### Material for the task
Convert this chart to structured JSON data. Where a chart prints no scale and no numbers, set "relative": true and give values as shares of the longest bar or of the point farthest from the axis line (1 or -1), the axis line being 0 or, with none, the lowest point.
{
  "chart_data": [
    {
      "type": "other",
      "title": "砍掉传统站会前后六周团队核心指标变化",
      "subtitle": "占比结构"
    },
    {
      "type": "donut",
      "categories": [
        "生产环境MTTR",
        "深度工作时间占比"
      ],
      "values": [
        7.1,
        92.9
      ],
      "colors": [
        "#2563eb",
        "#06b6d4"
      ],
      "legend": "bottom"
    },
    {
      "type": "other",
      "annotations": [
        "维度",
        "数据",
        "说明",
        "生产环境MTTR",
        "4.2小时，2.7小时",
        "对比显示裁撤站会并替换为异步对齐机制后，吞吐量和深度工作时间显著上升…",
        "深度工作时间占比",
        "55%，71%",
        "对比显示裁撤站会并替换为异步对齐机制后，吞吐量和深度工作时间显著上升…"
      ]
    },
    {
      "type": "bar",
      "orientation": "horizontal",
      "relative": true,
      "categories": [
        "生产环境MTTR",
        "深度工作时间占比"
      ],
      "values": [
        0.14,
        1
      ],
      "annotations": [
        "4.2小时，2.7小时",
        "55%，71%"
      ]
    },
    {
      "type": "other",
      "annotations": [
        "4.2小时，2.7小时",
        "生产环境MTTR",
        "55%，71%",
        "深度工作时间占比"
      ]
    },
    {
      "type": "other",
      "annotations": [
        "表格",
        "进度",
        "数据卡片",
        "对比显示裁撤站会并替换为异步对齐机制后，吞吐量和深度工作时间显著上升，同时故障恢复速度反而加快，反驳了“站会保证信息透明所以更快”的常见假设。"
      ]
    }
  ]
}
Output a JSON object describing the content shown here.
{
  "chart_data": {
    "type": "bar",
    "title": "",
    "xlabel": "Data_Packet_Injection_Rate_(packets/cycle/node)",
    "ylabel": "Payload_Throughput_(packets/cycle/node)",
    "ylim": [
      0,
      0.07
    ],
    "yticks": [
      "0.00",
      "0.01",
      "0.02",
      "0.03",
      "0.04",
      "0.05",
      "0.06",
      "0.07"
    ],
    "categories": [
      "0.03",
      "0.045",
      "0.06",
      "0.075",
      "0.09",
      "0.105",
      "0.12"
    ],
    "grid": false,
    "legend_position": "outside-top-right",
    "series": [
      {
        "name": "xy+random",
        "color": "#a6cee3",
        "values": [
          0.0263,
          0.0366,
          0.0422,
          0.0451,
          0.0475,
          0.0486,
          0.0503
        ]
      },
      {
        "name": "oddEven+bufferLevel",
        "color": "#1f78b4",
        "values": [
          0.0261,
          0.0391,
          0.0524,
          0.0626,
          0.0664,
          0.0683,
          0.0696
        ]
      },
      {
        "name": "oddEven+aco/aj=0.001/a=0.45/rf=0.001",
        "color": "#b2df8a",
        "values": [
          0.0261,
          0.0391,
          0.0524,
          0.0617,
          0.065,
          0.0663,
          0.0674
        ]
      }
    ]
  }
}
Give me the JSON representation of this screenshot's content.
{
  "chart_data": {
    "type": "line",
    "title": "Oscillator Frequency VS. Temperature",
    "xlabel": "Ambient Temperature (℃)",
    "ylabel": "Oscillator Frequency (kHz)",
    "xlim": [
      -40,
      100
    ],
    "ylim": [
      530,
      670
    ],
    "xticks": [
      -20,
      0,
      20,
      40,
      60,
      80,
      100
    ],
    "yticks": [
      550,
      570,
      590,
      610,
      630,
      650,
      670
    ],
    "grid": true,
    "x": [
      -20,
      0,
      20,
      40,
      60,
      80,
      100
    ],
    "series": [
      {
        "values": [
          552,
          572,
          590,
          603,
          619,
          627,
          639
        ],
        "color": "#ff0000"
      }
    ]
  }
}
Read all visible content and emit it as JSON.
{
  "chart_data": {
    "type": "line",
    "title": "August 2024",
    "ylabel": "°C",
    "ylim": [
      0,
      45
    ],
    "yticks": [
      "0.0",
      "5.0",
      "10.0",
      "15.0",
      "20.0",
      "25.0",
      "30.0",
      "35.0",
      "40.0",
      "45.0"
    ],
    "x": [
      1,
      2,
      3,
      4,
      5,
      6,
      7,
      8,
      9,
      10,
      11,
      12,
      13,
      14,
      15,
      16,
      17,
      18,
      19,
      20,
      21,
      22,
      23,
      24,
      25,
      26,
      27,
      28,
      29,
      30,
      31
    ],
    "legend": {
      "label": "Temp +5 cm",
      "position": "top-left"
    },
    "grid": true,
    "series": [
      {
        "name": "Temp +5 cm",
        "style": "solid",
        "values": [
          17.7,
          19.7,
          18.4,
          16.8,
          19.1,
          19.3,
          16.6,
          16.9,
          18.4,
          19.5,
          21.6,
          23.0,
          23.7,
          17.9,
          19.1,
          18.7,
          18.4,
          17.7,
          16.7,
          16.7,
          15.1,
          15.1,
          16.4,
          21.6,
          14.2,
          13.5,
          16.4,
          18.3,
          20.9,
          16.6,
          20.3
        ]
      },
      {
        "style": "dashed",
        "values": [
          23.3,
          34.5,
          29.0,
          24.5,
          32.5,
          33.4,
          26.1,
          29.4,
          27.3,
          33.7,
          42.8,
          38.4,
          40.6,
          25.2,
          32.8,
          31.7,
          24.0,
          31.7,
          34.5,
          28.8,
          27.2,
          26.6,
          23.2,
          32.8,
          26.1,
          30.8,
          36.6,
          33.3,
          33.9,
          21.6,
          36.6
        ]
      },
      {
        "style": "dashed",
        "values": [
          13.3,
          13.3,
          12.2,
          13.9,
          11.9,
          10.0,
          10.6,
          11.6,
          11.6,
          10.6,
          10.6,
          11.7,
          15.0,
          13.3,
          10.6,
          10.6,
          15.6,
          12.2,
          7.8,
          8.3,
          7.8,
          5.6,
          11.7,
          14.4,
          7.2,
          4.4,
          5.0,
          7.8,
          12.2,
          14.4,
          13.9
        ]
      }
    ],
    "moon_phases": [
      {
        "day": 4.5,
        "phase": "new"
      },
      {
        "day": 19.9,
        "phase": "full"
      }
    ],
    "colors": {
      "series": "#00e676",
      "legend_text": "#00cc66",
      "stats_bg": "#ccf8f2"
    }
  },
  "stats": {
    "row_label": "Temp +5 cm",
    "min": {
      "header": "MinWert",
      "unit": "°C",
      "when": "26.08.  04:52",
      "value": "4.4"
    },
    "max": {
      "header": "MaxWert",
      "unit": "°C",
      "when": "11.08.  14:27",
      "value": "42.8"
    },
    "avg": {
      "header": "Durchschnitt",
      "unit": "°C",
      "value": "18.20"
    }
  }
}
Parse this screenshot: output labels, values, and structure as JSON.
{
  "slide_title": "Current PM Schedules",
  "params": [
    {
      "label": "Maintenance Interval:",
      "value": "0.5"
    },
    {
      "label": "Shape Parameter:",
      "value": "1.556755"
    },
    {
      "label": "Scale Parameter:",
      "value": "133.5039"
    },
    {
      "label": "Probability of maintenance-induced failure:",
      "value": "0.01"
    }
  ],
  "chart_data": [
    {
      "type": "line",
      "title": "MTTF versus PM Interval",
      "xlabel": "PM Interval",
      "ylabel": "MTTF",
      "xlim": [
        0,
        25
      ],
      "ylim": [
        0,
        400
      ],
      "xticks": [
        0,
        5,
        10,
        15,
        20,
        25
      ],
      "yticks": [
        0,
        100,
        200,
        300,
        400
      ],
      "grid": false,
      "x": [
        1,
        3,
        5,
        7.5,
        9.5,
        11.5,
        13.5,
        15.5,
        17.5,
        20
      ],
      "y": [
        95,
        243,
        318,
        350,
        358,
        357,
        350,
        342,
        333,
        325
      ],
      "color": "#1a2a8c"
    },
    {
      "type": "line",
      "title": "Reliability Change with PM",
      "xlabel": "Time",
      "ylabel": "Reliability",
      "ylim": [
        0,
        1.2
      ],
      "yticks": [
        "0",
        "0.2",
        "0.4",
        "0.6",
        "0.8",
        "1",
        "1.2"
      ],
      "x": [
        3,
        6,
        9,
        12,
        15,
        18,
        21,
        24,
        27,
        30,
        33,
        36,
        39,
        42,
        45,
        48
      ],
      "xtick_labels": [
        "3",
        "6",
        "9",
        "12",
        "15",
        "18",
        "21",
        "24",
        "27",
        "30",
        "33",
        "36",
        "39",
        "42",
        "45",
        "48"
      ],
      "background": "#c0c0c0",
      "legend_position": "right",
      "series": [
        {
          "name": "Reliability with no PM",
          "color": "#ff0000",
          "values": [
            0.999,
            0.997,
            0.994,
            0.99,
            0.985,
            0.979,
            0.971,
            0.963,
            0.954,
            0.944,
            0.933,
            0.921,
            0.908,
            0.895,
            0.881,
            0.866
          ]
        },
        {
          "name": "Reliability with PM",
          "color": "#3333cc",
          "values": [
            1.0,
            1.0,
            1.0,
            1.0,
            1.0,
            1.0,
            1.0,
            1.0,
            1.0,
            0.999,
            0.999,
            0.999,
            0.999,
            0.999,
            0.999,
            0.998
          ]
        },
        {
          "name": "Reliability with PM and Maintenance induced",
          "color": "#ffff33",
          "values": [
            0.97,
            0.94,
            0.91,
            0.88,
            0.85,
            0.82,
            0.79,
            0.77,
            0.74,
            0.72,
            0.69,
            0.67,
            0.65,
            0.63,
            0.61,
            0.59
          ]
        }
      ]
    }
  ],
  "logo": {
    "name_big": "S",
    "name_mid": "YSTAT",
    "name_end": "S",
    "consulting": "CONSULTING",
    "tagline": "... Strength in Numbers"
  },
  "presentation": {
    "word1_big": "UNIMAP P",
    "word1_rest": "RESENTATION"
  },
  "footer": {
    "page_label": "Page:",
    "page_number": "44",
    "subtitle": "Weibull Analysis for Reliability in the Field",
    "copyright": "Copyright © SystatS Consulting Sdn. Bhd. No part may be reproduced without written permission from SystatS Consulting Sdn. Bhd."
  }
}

### Exercise
Report each line in the data that holds the word "Parameter".

### Output for this exercise
      "label": "Shape Parameter:",
      "label": "Scale Parameter:",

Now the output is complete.